TASK:
Everything in the listing except the pictures should be written out exactly.

Records about charts and figures:
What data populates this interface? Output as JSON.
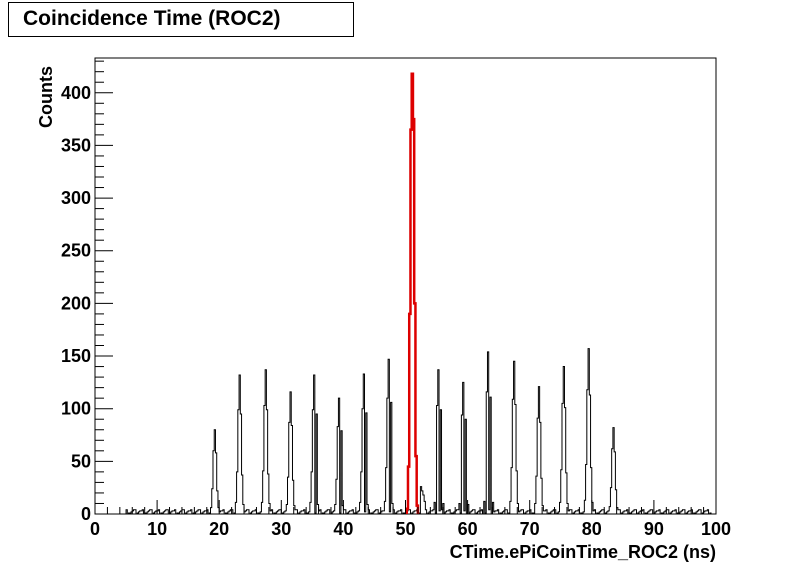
{
  "chart_data": {
    "type": "histogram",
    "title": "Coincidence Time (ROC2)",
    "xlabel": "CTime.ePiCoinTime_ROC2 (ns)",
    "ylabel": "Counts",
    "xlim": [
      0,
      100
    ],
    "ylim": [
      0,
      433
    ],
    "x_ticks": [
      0,
      10,
      20,
      30,
      40,
      50,
      60,
      70,
      80,
      90,
      100
    ],
    "y_ticks": [
      0,
      50,
      100,
      150,
      200,
      250,
      300,
      350,
      400
    ],
    "grid": false,
    "legend": "none",
    "bin_width": 0.2,
    "series": [
      {
        "color": "#000000",
        "peak_profile_offsets": [
          -0.6,
          -0.4,
          -0.2,
          0,
          0.2,
          0.4,
          0.6
        ],
        "peak_profile_fractions": [
          0.08,
          0.3,
          0.75,
          1.0,
          0.72,
          0.28,
          0.07
        ],
        "peaks": [
          {
            "x": 19.2,
            "counts": 80
          },
          {
            "x": 23.2,
            "counts": 132
          },
          {
            "x": 27.3,
            "counts": 137
          },
          {
            "x": 31.3,
            "counts": 116
          },
          {
            "x": 35.3,
            "counts": 132
          },
          {
            "x": 39.3,
            "counts": 110
          },
          {
            "x": 43.3,
            "counts": 133
          },
          {
            "x": 47.3,
            "counts": 147
          },
          {
            "x": 55.3,
            "counts": 137
          },
          {
            "x": 59.3,
            "counts": 125
          },
          {
            "x": 63.3,
            "counts": 154
          },
          {
            "x": 67.4,
            "counts": 145
          },
          {
            "x": 71.4,
            "counts": 121
          },
          {
            "x": 75.4,
            "counts": 140
          },
          {
            "x": 79.4,
            "counts": 157
          },
          {
            "x": 83.4,
            "counts": 82
          }
        ],
        "background_level": 3,
        "background_range": [
          5,
          99
        ],
        "extra_bins": [
          {
            "x": 52.4,
            "counts": 26
          },
          {
            "x": 52.6,
            "counts": 22
          },
          {
            "x": 52.8,
            "counts": 18
          },
          {
            "x": 53.0,
            "counts": 12
          }
        ]
      },
      {
        "color": "#dd0000",
        "bins": [
          {
            "x": 50.2,
            "counts": 5
          },
          {
            "x": 50.4,
            "counts": 45
          },
          {
            "x": 50.6,
            "counts": 190
          },
          {
            "x": 50.8,
            "counts": 365
          },
          {
            "x": 51.0,
            "counts": 418
          },
          {
            "x": 51.2,
            "counts": 375
          },
          {
            "x": 51.4,
            "counts": 200
          },
          {
            "x": 51.6,
            "counts": 55
          },
          {
            "x": 51.8,
            "counts": 8
          }
        ]
      }
    ]
  }
}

SOLUTION TO THIS EXERCISE:
What data populates this interface? Output as JSON.
{
  "chart_data": {
    "type": "histogram",
    "title": "Coincidence Time (ROC2)",
    "xlabel": "CTime.ePiCoinTime_ROC2 (ns)",
    "ylabel": "Counts",
    "xlim": [
      0,
      100
    ],
    "ylim": [
      0,
      433
    ],
    "x_ticks": [
      0,
      10,
      20,
      30,
      40,
      50,
      60,
      70,
      80,
      90,
      100
    ],
    "y_ticks": [
      0,
      50,
      100,
      150,
      200,
      250,
      300,
      350,
      400
    ],
    "grid": false,
    "legend": "none",
    "bin_width": 0.2,
    "series": [
      {
        "color": "#000000",
        "peak_profile_offsets": [
          -0.6,
          -0.4,
          -0.2,
          0,
          0.2,
          0.4,
          0.6
        ],
        "peak_profile_fractions": [
          0.08,
          0.3,
          0.75,
          1.0,
          0.72,
          0.28,
          0.07
        ],
        "peaks": [
          {
            "x": 19.2,
            "counts": 80
          },
          {
            "x": 23.2,
            "counts": 132
          },
          {
            "x": 27.3,
            "counts": 137
          },
          {
            "x": 31.3,
            "counts": 116
          },
          {
            "x": 35.3,
            "counts": 132
          },
          {
            "x": 39.3,
            "counts": 110
          },
          {
            "x": 43.3,
            "counts": 133
          },
          {
            "x": 47.3,
            "counts": 147
          },
          {
            "x": 55.3,
            "counts": 137
          },
          {
            "x": 59.3,
            "counts": 125
          },
          {
            "x": 63.3,
            "counts": 154
          },
          {
            "x": 67.4,
            "counts": 145
          },
          {
            "x": 71.4,
            "counts": 121
          },
          {
            "x": 75.4,
            "counts": 140
          },
          {
            "x": 79.4,
            "counts": 157
          },
          {
            "x": 83.4,
            "counts": 82
          }
        ],
        "background_level": 3,
        "background_range": [
          5,
          99
        ],
        "extra_bins": [
          {
            "x": 52.4,
            "counts": 26
          },
          {
            "x": 52.6,
            "counts": 22
          },
          {
            "x": 52.8,
            "counts": 18
          },
          {
            "x": 53.0,
            "counts": 12
          }
        ]
      },
      {
        "color": "#dd0000",
        "bins": [
          {
            "x": 50.2,
            "counts": 5
          },
          {
            "x": 50.4,
            "counts": 45
          },
          {
            "x": 50.6,
            "counts": 190
          },
          {
            "x": 50.8,
            "counts": 365
          },
          {
            "x": 51.0,
            "counts": 418
          },
          {
            "x": 51.2,
            "counts": 375
          },
          {
            "x": 51.4,
            "counts": 200
          },
          {
            "x": 51.6,
            "counts": 55
          },
          {
            "x": 51.8,
            "counts": 8
          }
        ]
      }
    ]
  }
}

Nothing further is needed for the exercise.